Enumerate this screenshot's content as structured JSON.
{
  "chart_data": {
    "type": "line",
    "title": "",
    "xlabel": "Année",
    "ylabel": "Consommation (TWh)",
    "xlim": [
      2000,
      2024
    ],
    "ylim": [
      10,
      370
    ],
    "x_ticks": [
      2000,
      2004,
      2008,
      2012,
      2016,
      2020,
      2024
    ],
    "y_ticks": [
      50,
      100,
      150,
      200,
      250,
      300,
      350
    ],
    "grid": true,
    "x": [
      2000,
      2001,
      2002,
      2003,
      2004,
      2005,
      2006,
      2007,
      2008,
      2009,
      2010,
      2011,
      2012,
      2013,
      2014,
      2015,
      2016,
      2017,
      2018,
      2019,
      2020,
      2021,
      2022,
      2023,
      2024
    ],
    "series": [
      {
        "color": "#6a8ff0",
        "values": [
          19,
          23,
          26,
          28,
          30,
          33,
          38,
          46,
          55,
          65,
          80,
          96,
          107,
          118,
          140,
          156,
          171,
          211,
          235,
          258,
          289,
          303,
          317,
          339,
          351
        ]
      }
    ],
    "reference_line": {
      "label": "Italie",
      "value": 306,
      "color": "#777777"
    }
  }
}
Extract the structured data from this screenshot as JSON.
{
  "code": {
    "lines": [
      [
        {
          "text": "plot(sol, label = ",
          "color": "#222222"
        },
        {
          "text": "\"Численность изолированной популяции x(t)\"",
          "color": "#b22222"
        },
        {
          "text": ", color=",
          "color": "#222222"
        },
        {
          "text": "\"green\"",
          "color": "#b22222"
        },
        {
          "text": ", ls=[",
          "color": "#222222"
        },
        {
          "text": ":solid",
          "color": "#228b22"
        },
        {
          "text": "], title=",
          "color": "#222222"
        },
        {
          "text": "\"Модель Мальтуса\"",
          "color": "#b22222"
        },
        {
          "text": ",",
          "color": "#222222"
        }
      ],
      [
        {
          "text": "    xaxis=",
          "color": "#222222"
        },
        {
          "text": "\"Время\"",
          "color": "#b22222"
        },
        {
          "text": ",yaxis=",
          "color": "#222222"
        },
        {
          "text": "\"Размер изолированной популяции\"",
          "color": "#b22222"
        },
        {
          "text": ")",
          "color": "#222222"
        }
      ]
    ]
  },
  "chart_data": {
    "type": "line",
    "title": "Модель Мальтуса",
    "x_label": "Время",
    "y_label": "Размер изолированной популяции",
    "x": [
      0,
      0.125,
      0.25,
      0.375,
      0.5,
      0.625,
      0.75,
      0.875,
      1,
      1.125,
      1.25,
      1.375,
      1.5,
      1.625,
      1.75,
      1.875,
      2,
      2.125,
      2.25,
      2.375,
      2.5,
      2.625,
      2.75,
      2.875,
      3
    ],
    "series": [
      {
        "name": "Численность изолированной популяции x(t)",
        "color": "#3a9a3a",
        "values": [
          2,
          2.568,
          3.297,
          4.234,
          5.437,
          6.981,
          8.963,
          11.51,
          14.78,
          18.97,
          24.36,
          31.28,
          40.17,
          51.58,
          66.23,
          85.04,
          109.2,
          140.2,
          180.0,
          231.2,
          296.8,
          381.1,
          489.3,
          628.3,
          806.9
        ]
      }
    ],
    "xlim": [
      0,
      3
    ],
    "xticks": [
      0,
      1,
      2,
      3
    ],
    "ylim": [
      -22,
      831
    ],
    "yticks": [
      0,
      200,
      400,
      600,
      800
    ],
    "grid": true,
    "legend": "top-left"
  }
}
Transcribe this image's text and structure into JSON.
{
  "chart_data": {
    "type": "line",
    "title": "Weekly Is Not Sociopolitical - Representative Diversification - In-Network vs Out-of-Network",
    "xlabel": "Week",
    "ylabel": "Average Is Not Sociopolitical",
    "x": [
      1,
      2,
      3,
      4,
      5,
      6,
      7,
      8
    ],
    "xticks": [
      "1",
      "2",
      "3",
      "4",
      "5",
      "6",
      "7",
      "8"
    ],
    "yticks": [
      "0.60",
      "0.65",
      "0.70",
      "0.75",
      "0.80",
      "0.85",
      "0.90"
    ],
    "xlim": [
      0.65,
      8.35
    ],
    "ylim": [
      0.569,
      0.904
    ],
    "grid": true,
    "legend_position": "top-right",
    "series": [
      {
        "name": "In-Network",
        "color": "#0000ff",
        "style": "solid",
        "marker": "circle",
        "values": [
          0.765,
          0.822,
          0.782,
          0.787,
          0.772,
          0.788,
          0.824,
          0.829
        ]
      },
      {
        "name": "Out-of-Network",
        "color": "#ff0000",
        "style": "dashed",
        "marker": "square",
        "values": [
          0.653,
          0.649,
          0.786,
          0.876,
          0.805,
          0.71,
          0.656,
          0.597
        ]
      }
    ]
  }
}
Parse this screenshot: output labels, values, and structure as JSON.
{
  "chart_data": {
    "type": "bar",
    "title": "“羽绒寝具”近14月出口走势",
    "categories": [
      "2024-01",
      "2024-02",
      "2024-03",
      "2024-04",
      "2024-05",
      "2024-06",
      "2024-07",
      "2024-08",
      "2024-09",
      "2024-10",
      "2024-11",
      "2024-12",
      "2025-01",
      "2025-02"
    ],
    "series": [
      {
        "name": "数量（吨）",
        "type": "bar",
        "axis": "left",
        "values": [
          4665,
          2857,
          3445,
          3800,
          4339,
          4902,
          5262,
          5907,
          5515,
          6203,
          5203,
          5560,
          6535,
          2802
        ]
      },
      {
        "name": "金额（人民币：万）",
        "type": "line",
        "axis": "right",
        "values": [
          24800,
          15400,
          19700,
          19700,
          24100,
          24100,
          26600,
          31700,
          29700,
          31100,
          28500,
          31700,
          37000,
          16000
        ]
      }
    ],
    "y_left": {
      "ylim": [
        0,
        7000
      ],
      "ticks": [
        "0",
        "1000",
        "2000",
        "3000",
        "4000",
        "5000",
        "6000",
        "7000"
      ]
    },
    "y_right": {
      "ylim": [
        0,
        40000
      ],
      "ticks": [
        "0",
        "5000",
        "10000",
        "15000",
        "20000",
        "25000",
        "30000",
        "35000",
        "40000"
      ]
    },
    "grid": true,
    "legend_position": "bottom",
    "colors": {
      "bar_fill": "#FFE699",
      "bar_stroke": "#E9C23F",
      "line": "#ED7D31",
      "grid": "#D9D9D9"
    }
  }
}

= PROBLEM TO WORK ON =
Repeat the data precisely, line by line.

= ANSWER TO THE TASK =
Enumerate this screenshot's content as structured JSON.
{
  "chart_data": {
    "type": "line",
    "title": "",
    "xlabel": "Année",
    "ylabel": "Consommation (TWh)",
    "xlim": [
      2000,
      2024
    ],
    "ylim": [
      10,
      370
    ],
    "x_ticks": [
      2000,
      2004,
      2008,
      2012,
      2016,
      2020,
      2024
    ],
    "y_ticks": [
      50,
      100,
      150,
      200,
      250,
      300,
      350
    ],
    "grid": true,
    "x": [
      2000,
      2001,
      2002,
      2003,
      2004,
      2005,
      2006,
      2007,
      2008,
      2009,
      2010,
      2011,
      2012,
      2013,
      2014,
      2015,
      2016,
      2017,
      2018,
      2019,
      2020,
      2021,
      2022,
      2023,
      2024
    ],
    "series": [
      {
        "color": "#6a8ff0",
        "values": [
          19,
          23,
          26,
          28,
          30,
          33,
          38,
          46,
          55,
          65,
          80,
          96,
          107,
          118,
          140,
          156,
          171,
          211,
          235,
          258,
          289,
          303,
          317,
          339,
          351
        ]
      }
    ],
    "reference_line": {
      "label": "Italie",
      "value": 306,
      "color": "#777777"
    }
  }
}
Extract the structured data from this screenshot as JSON.
{
  "code": {
    "lines": [
      [
        {
          "text": "plot(sol, label = ",
          "color": "#222222"
        },
        {
          "text": "\"Численность изолированной популяции x(t)\"",
          "color": "#b22222"
        },
        {
          "text": ", color=",
          "color": "#222222"
        },
        {
          "text": "\"green\"",
          "color": "#b22222"
        },
        {
          "text": ", ls=[",
          "color": "#222222"
        },
        {
          "text": ":solid",
          "color": "#228b22"
        },
        {
          "text": "], title=",
          "color": "#222222"
        },
        {
          "text": "\"Модель Мальтуса\"",
          "color": "#b22222"
        },
        {
          "text": ",",
          "color": "#222222"
        }
      ],
      [
        {
          "text": "    xaxis=",
          "color": "#222222"
        },
        {
          "text": "\"Время\"",
          "color": "#b22222"
        },
        {
          "text": ",yaxis=",
          "color": "#222222"
        },
        {
          "text": "\"Размер изолированной популяции\"",
          "color": "#b22222"
        },
        {
          "text": ")",
          "color": "#222222"
        }
      ]
    ]
  },
  "chart_data": {
    "type": "line",
    "title": "Модель Мальтуса",
    "x_label": "Время",
    "y_label": "Размер изолированной популяции",
    "x": [
      0,
      0.125,
      0.25,
      0.375,
      0.5,
      0.625,
      0.75,
      0.875,
      1,
      1.125,
      1.25,
      1.375,
      1.5,
      1.625,
      1.75,
      1.875,
      2,
      2.125,
      2.25,
      2.375,
      2.5,
      2.625,
      2.75,
      2.875,
      3
    ],
    "series": [
      {
        "name": "Численность изолированной популяции x(t)",
        "color": "#3a9a3a",
        "values": [
          2,
          2.568,
          3.297,
          4.234,
          5.437,
          6.981,
          8.963,
          11.51,
          14.78,
          18.97,
          24.36,
          31.28,
          40.17,
          51.58,
          66.23,
          85.04,
          109.2,
          140.2,
          180.0,
          231.2,
          296.8,
          381.1,
          489.3,
          628.3,
          806.9
        ]
      }
    ],
    "xlim": [
      0,
      3
    ],
    "xticks": [
      0,
      1,
      2,
      3
    ],
    "ylim": [
      -22,
      831
    ],
    "yticks": [
      0,
      200,
      400,
      600,
      800
    ],
    "grid": true,
    "legend": "top-left"
  }
}
Transcribe this image's text and structure into JSON.
{
  "chart_data": {
    "type": "line",
    "title": "Weekly Is Not Sociopolitical - Representative Diversification - In-Network vs Out-of-Network",
    "xlabel": "Week",
    "ylabel": "Average Is Not Sociopolitical",
    "x": [
      1,
      2,
      3,
      4,
      5,
      6,
      7,
      8
    ],
    "xticks": [
      "1",
      "2",
      "3",
      "4",
      "5",
      "6",
      "7",
      "8"
    ],
    "yticks": [
      "0.60",
      "0.65",
      "0.70",
      "0.75",
      "0.80",
      "0.85",
      "0.90"
    ],
    "xlim": [
      0.65,
      8.35
    ],
    "ylim": [
      0.569,
      0.904
    ],
    "grid": true,
    "legend_position": "top-right",
    "series": [
      {
        "name": "In-Network",
        "color": "#0000ff",
        "style": "solid",
        "marker": "circle",
        "values": [
          0.765,
          0.822,
          0.782,
          0.787,
          0.772,
          0.788,
          0.824,
          0.829
        ]
      },
      {
        "name": "Out-of-Network",
        "color": "#ff0000",
        "style": "dashed",
        "marker": "square",
        "values": [
          0.653,
          0.649,
          0.786,
          0.876,
          0.805,
          0.71,
          0.656,
          0.597
        ]
      }
    ]
  }
}
Parse this screenshot: output labels, values, and structure as JSON.
{
  "chart_data": {
    "type": "bar",
    "title": "“羽绒寝具”近14月出口走势",
    "categories": [
      "2024-01",
      "2024-02",
      "2024-03",
      "2024-04",
      "2024-05",
      "2024-06",
      "2024-07",
      "2024-08",
      "2024-09",
      "2024-10",
      "2024-11",
      "2024-12",
      "2025-01",
      "2025-02"
    ],
    "series": [
      {
        "name": "数量（吨）",
        "type": "bar",
        "axis": "left",
        "values": [
          4665,
          2857,
          3445,
          3800,
          4339,
          4902,
          5262,
          5907,
          5515,
          6203,
          5203,
          5560,
          6535,
          2802
        ]
      },
      {
        "name": "金额（人民币：万）",
        "type": "line",
        "axis": "right",
        "values": [
          24800,
          15400,
          19700,
          19700,
          24100,
          24100,
          26600,
          31700,
          29700,
          31100,
          28500,
          31700,
          37000,
          16000
        ]
      }
    ],
    "y_left": {
      "ylim": [
        0,
        7000
      ],
      "ticks": [
        "0",
        "1000",
        "2000",
        "3000",
        "4000",
        "5000",
        "6000",
        "7000"
      ]
    },
    "y_right": {
      "ylim": [
        0,
        40000
      ],
      "ticks": [
        "0",
        "5000",
        "10000",
        "15000",
        "20000",
        "25000",
        "30000",
        "35000",
        "40000"
      ]
    },
    "grid": true,
    "legend_position": "bottom",
    "colors": {
      "bar_fill": "#FFE699",
      "bar_stroke": "#E9C23F",
      "line": "#ED7D31",
      "grid": "#D9D9D9"
    }
  }
}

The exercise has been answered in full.